Exercise brief: Pull every line containing "appsearch" from the entries.

== Stored records

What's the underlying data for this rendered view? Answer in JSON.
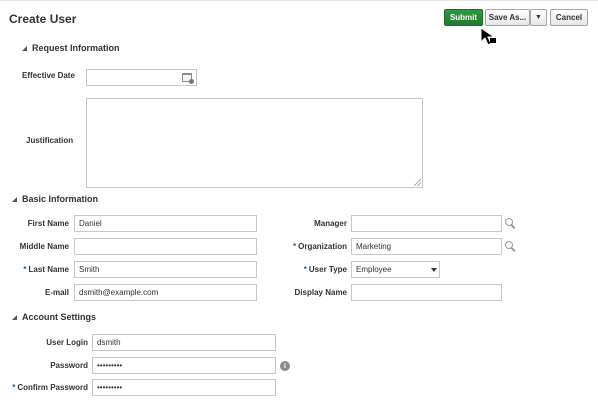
{
  "header": {
    "title": "Create User",
    "submit_label": "Submit",
    "save_as_label": "Save As...",
    "save_as_menu_glyph": "▼",
    "cancel_label": "Cancel"
  },
  "request_info": {
    "section_title": "Request Information",
    "effective_date_label": "Effective Date",
    "effective_date_value": "",
    "justification_label": "Justification",
    "justification_value": ""
  },
  "basic_info": {
    "section_title": "Basic Information",
    "first_name_label": "First Name",
    "first_name_value": "Daniel",
    "middle_name_label": "Middle Name",
    "middle_name_value": "",
    "last_name_label": "Last Name",
    "last_name_value": "Smith",
    "email_label": "E-mail",
    "email_value": "dsmith@example.com",
    "manager_label": "Manager",
    "manager_value": "",
    "organization_label": "Organization",
    "organization_value": "Marketing",
    "user_type_label": "User Type",
    "user_type_value": "Employee",
    "display_name_label": "Display Name",
    "display_name_value": ""
  },
  "account_settings": {
    "section_title": "Account Settings",
    "user_login_label": "User Login",
    "user_login_value": "dsmith",
    "password_label": "Password",
    "password_value": "•••••••••",
    "confirm_password_label": "Confirm Password",
    "confirm_password_value": "•••••••••"
  },
  "required_marker": "*",
  "icons": {
    "calendar": "calendar-icon",
    "search": "search-icon",
    "info": "info-icon",
    "info_glyph": "i"
  },
  "colors": {
    "submit_bg": "#2f9a3e",
    "required_marker": "#0067b8",
    "field_border": "#c7c7c7"
  }
}
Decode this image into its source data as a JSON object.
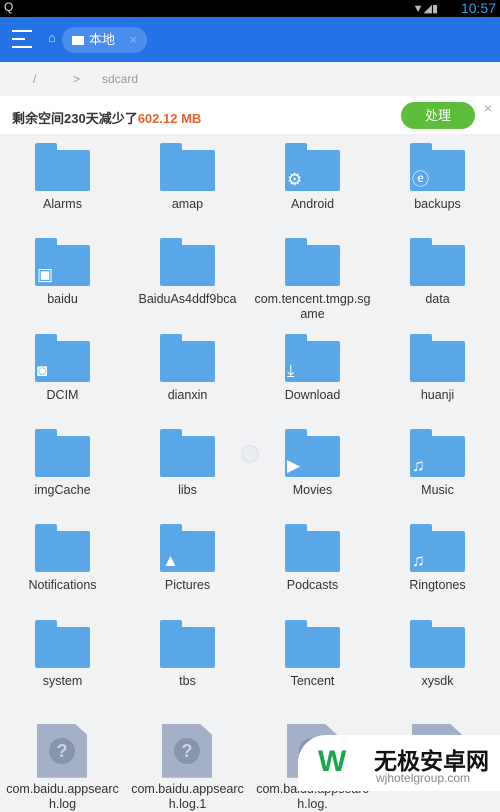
{
  "status": {
    "left": "Q",
    "time": "10:57"
  },
  "appbar": {
    "tab_label": "本地"
  },
  "breadcrumb": {
    "root": "/",
    "sep": ">",
    "current": "sdcard"
  },
  "banner": {
    "text": "剩余空间230天减少了",
    "amount": "602.12 MB",
    "button": "处理",
    "close": "×"
  },
  "colors": {
    "accent": "#2473e6",
    "folder": "#5aa7e8",
    "button": "#5cbe3b",
    "highlight": "#e8622f"
  },
  "items": [
    {
      "name": "Alarms",
      "type": "folder"
    },
    {
      "name": "amap",
      "type": "folder"
    },
    {
      "name": "Android",
      "type": "folder",
      "badge": "gear-icon"
    },
    {
      "name": "backups",
      "type": "folder",
      "badge": "es-icon"
    },
    {
      "name": "baidu",
      "type": "folder",
      "badge": "app-icon"
    },
    {
      "name": "BaiduAs4ddf9bca",
      "type": "folder"
    },
    {
      "name": "com.tencent.tmgp.sgame",
      "type": "folder"
    },
    {
      "name": "data",
      "type": "folder"
    },
    {
      "name": "DCIM",
      "type": "folder",
      "badge": "camera-icon"
    },
    {
      "name": "dianxin",
      "type": "folder"
    },
    {
      "name": "Download",
      "type": "folder",
      "badge": "download-icon"
    },
    {
      "name": "huanji",
      "type": "folder"
    },
    {
      "name": "imgCache",
      "type": "folder"
    },
    {
      "name": "libs",
      "type": "folder"
    },
    {
      "name": "Movies",
      "type": "folder",
      "badge": "play-icon"
    },
    {
      "name": "Music",
      "type": "folder",
      "badge": "music-icon"
    },
    {
      "name": "Notifications",
      "type": "folder"
    },
    {
      "name": "Pictures",
      "type": "folder",
      "badge": "image-icon"
    },
    {
      "name": "Podcasts",
      "type": "folder"
    },
    {
      "name": "Ringtones",
      "type": "folder",
      "badge": "music-icon"
    },
    {
      "name": "system",
      "type": "folder"
    },
    {
      "name": "tbs",
      "type": "folder"
    },
    {
      "name": "Tencent",
      "type": "folder"
    },
    {
      "name": "xysdk",
      "type": "folder"
    },
    {
      "name": "com.baidu.appsearch.log",
      "type": "file"
    },
    {
      "name": "com.baidu.appsearch.log.1",
      "type": "file"
    },
    {
      "name": "com.baidu.appsearch.log.",
      "type": "file"
    },
    {
      "name": "",
      "type": "file"
    }
  ],
  "watermark": {
    "title": "无极安卓网",
    "url": "wjhotelgroup.com"
  }
}
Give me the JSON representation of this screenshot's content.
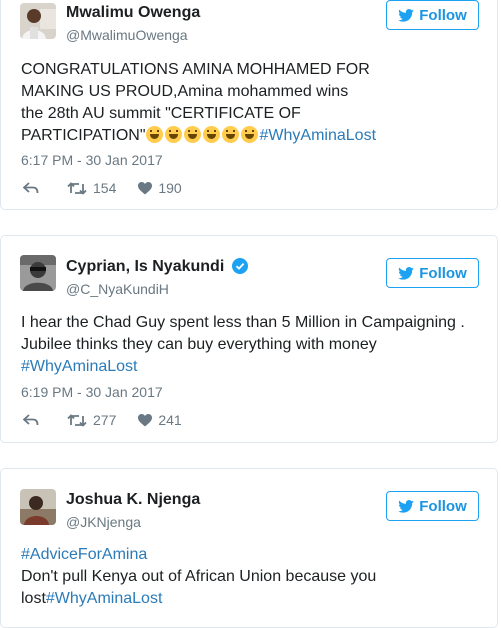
{
  "tweets": [
    {
      "name": "Mwalimu Owenga",
      "handle": "@MwalimuOwenga",
      "follow_label": "Follow",
      "text_lines": [
        "CONGRATULATIONS AMINA MOHHAMED FOR",
        "MAKING US PROUD,Amina mohammed wins",
        "the 28th AU summit \"CERTIFICATE OF",
        "PARTICIPATION\""
      ],
      "emoji_count": 6,
      "hashtag": "#WhyAminaLost",
      "time": "6:17 PM - 30 Jan 2017",
      "retweets": "154",
      "likes": "190"
    },
    {
      "name": "Cyprian, Is Nyakundi",
      "handle": "@C_NyaKundiH",
      "verified": true,
      "follow_label": "Follow",
      "text_lines": [
        "I hear the Chad Guy spent less than 5 Million in Campaigning .",
        "Jubilee thinks they can buy everything with money"
      ],
      "hashtag": "#WhyAminaLost",
      "time": "6:19 PM - 30 Jan 2017",
      "retweets": "277",
      "likes": "241"
    },
    {
      "name": "Joshua K. Njenga",
      "handle": "@JKNjenga",
      "follow_label": "Follow",
      "hashtag_top": "#AdviceForAmina",
      "text_line_1": "Don't pull Kenya out of African Union because you",
      "text_line_2_prefix": "lost",
      "hashtag": "#WhyAminaLost"
    }
  ],
  "colors": {
    "link": "#2b7bb9",
    "follow": "#1da1f2",
    "muted": "#697882",
    "border": "#e1e8ed"
  }
}
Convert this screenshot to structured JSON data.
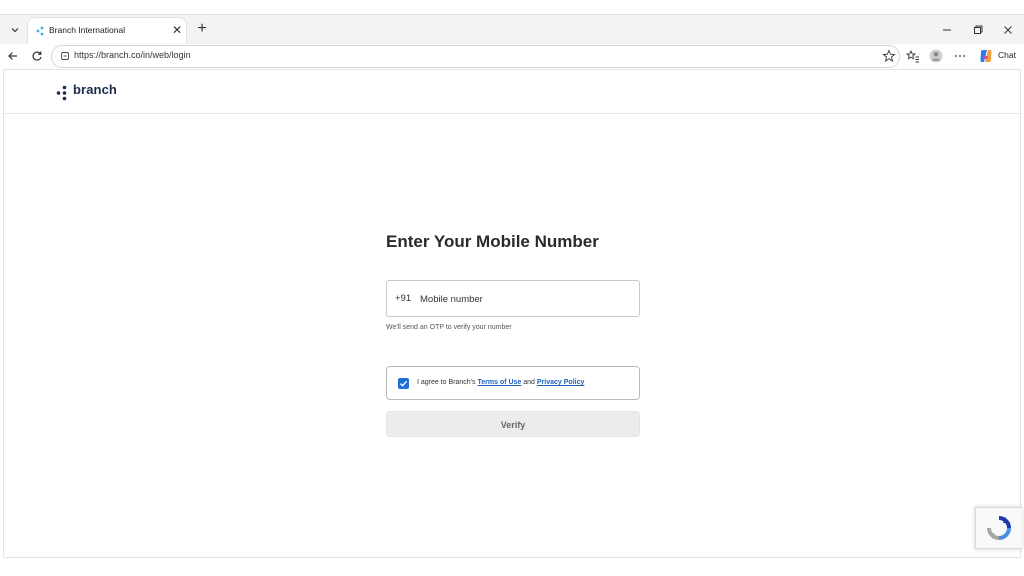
{
  "browser": {
    "tab": {
      "title": "Branch International"
    },
    "url": "https://branch.co/in/web/login",
    "chat_label": "Chat"
  },
  "site": {
    "logo_text": "branch"
  },
  "login": {
    "heading": "Enter Your Mobile Number",
    "country_code": "+91",
    "phone_placeholder": "Mobile number",
    "helper": "We'll send an OTP to verify your number",
    "consent": {
      "checked": true,
      "prefix": "I agree to Branch's ",
      "terms_label": "Terms of Use",
      "and": " and ",
      "privacy_label": "Privacy Policy"
    },
    "verify_label": "Verify"
  },
  "colors": {
    "accent": "#1e6fd9",
    "link": "#1d5fbf",
    "logo": "#1b2a4e",
    "button_disabled": "#ececec"
  }
}
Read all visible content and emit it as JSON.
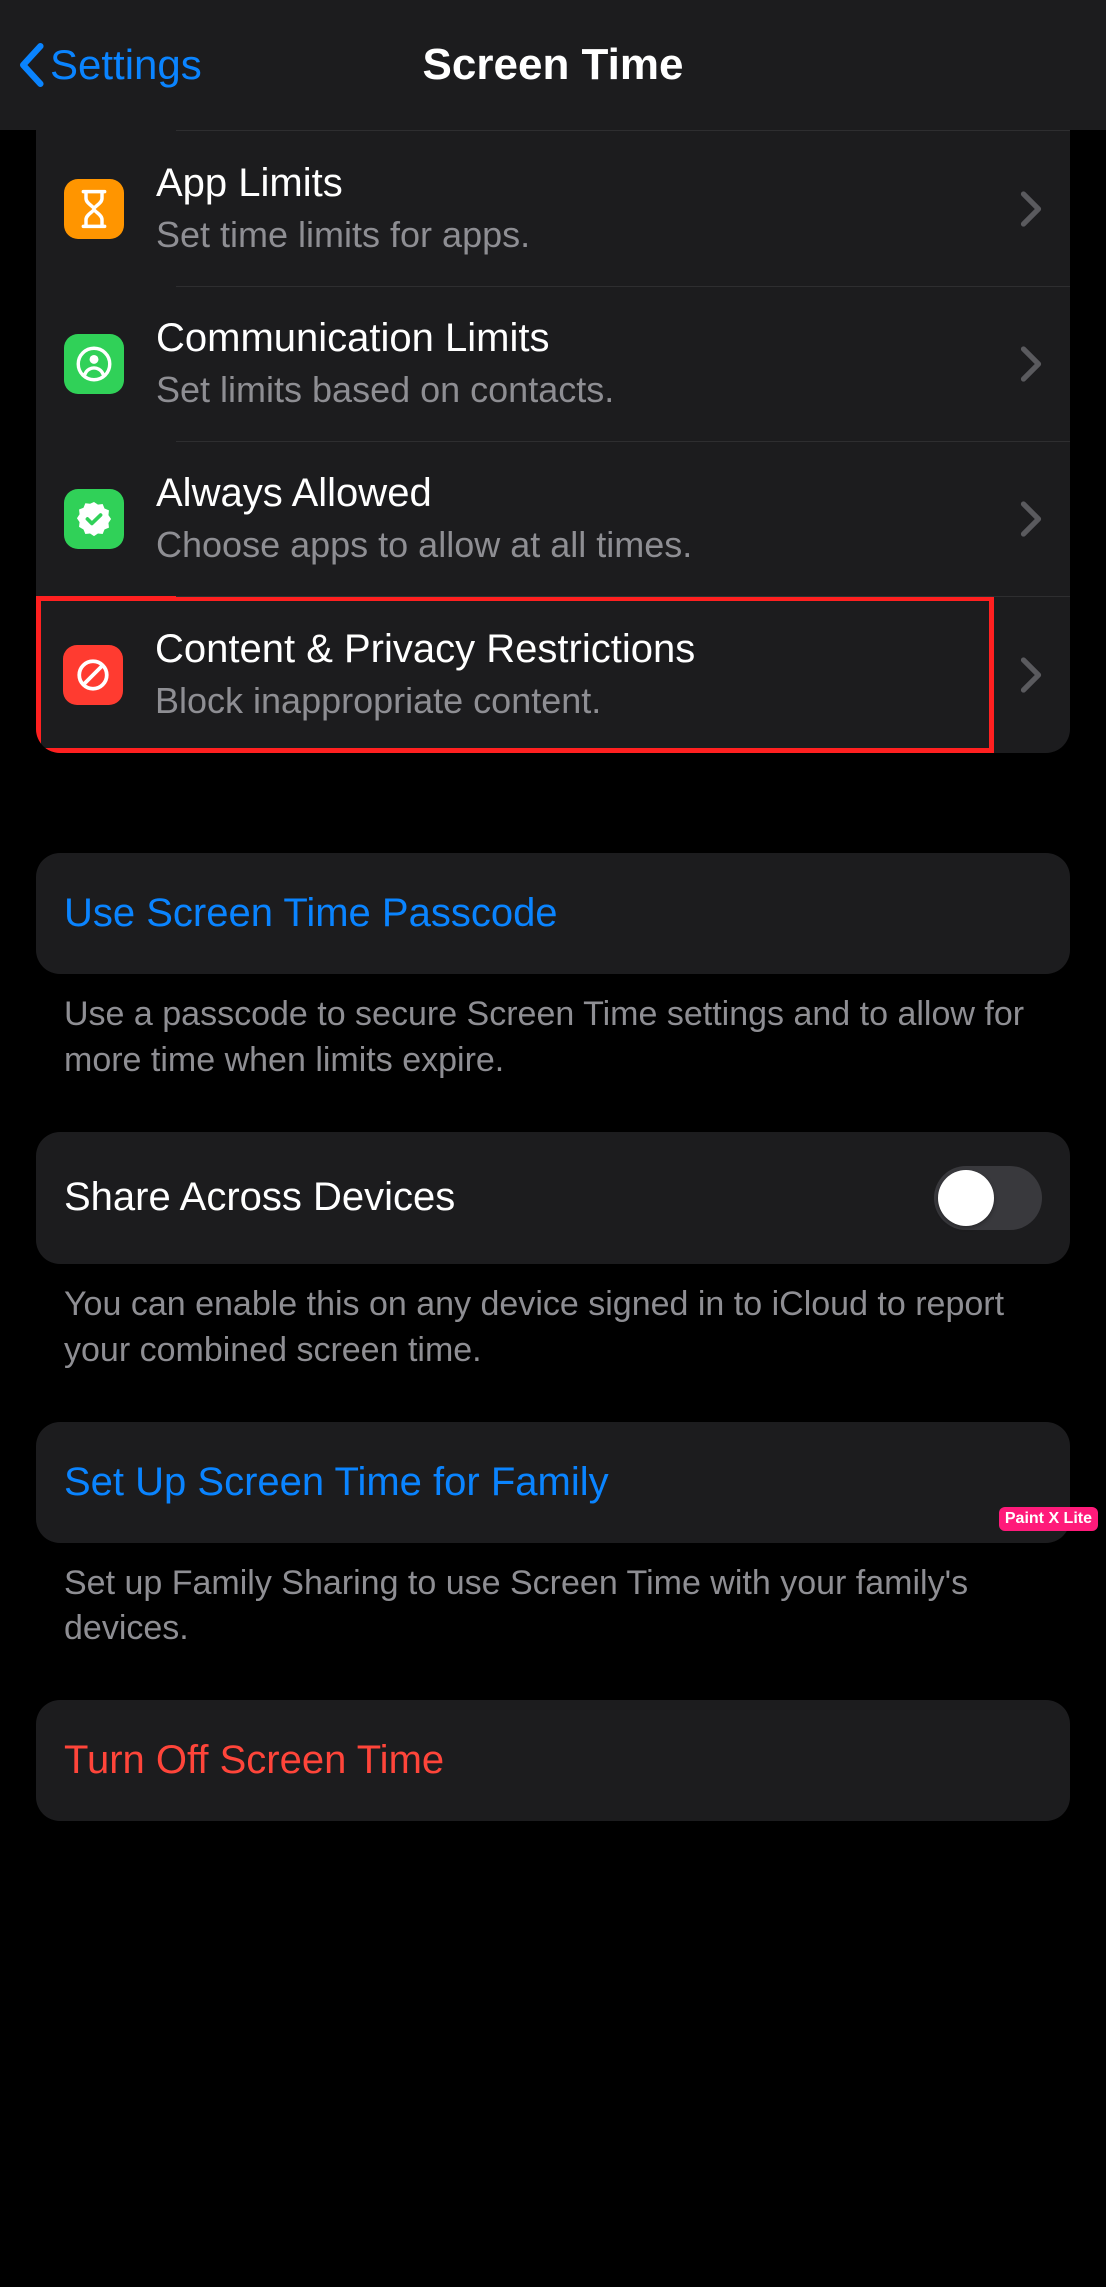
{
  "nav": {
    "back_label": "Settings",
    "title": "Screen Time"
  },
  "rows": {
    "app_limits": {
      "title": "App Limits",
      "sub": "Set time limits for apps."
    },
    "comm_limits": {
      "title": "Communication Limits",
      "sub": "Set limits based on contacts."
    },
    "always_allowed": {
      "title": "Always Allowed",
      "sub": "Choose apps to allow at all times."
    },
    "content_privacy": {
      "title": "Content & Privacy Restrictions",
      "sub": "Block inappropriate content."
    }
  },
  "passcode": {
    "action": "Use Screen Time Passcode",
    "footer": "Use a passcode to secure Screen Time settings and to allow for more time when limits expire."
  },
  "share": {
    "label": "Share Across Devices",
    "on": false,
    "footer": "You can enable this on any device signed in to iCloud to report your combined screen time."
  },
  "family": {
    "action": "Set Up Screen Time for Family",
    "footer": "Set up Family Sharing to use Screen Time with your family's devices."
  },
  "turn_off": {
    "action": "Turn Off Screen Time"
  },
  "watermark": "Paint X Lite"
}
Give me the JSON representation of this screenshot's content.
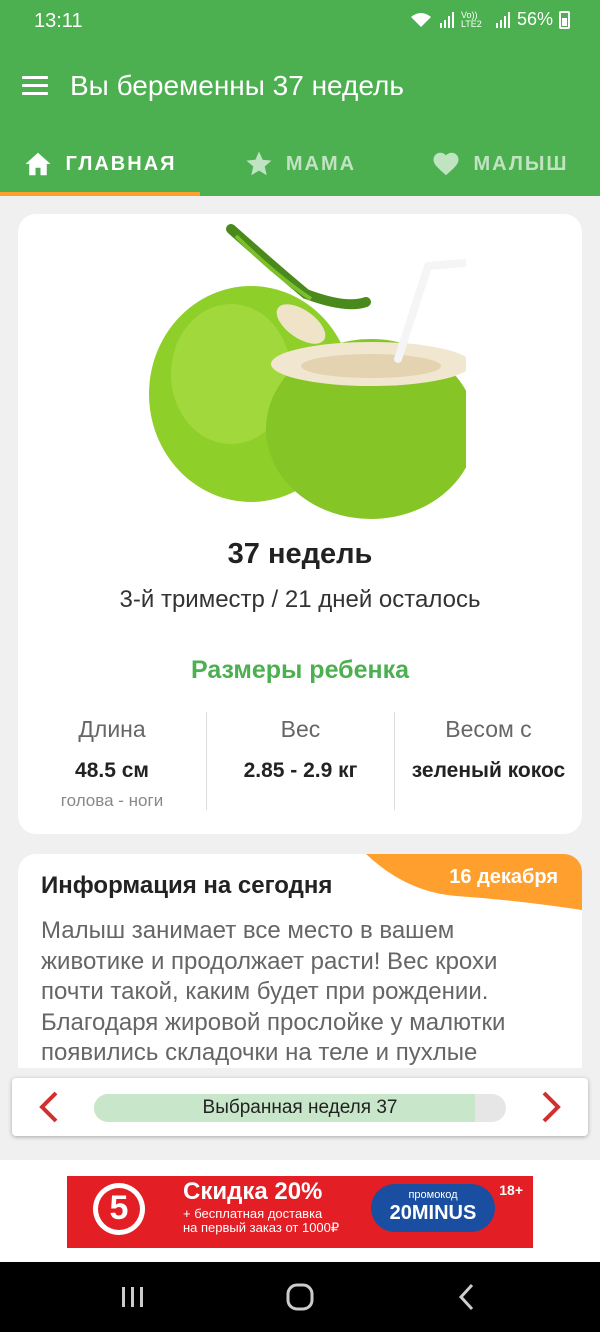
{
  "status_bar": {
    "time": "13:11",
    "network_label": "Vo)) LTE2",
    "battery": "56%"
  },
  "app_bar": {
    "title": "Вы беременны 37 недель"
  },
  "tabs": [
    {
      "label": "ГЛАВНАЯ",
      "icon": "home-icon",
      "active": true
    },
    {
      "label": "МАМА",
      "icon": "star-icon",
      "active": false
    },
    {
      "label": "МАЛЫШ",
      "icon": "heart-icon",
      "active": false
    }
  ],
  "week_card": {
    "image": "green-coconut",
    "week_title": "37 недель",
    "trimester_text": "3-й триместр / 21 дней осталось",
    "sizes_title": "Размеры ребенка",
    "metrics": [
      {
        "label": "Длина",
        "value": "48.5 см",
        "sub": "голова - ноги"
      },
      {
        "label": "Вес",
        "value": "2.85 - 2.9 кг",
        "sub": ""
      },
      {
        "label": "Весом с",
        "value": "зеленый кокос",
        "sub": ""
      }
    ]
  },
  "info_card": {
    "title": "Информация на сегодня",
    "date": "16 декабря",
    "text": "Малыш занимает все место в вашем животике и продолжает расти! Вес крохи почти такой, каким будет при рождении. Благодаря жировой прослойке у малютки появились складочки на теле и пухлые"
  },
  "week_nav": {
    "label": "Выбранная неделя 37",
    "progress": 0.925
  },
  "ad": {
    "logo_text": "5",
    "discount": "Скидка 20%",
    "sub_line1": "+ бесплатная доставка",
    "sub_line2": "на первый заказ от 1000₽",
    "promo_label": "промокод",
    "promo_code": "20MINUS",
    "age": "18+"
  },
  "colors": {
    "primary": "#4caf50",
    "accent": "#ff9f2e",
    "arrow": "#d32f2f",
    "progress_fill": "#c8e6c9",
    "ad_red": "#e31e24"
  }
}
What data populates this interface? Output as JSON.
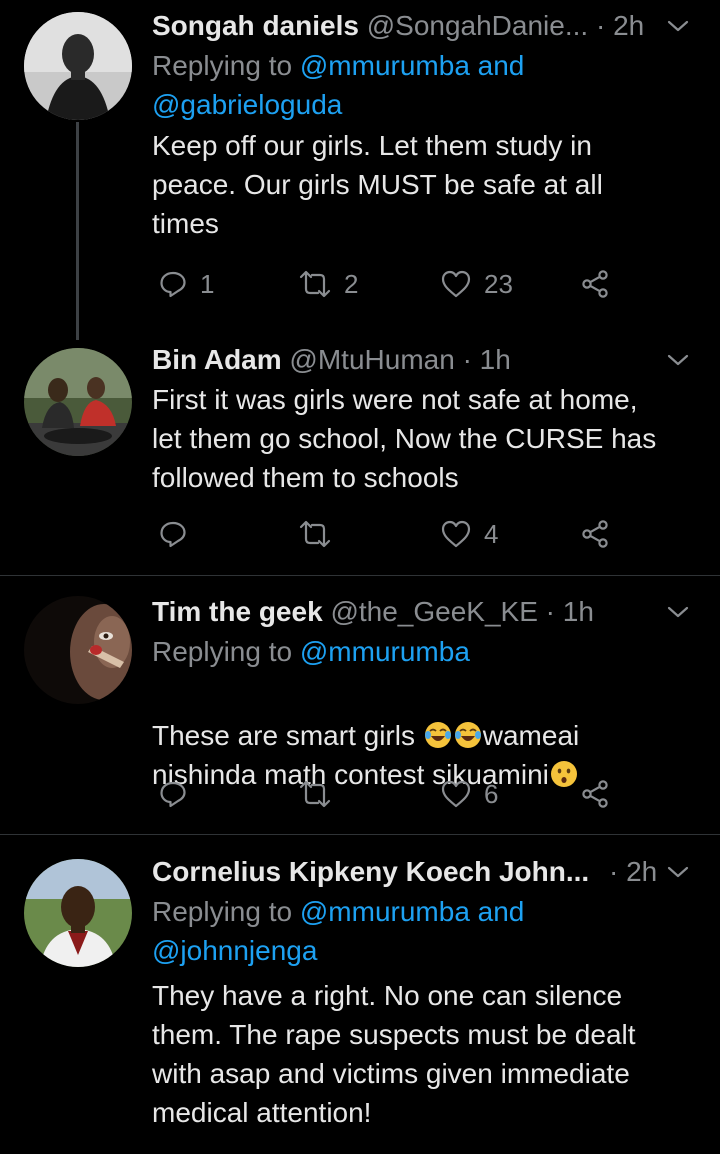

====

Complete response:
      "name": "com.baidu.appsearch.log",
      "name": "com.baidu.appsearch.log.1",
      "name": "com.baidu.appsearch.log.",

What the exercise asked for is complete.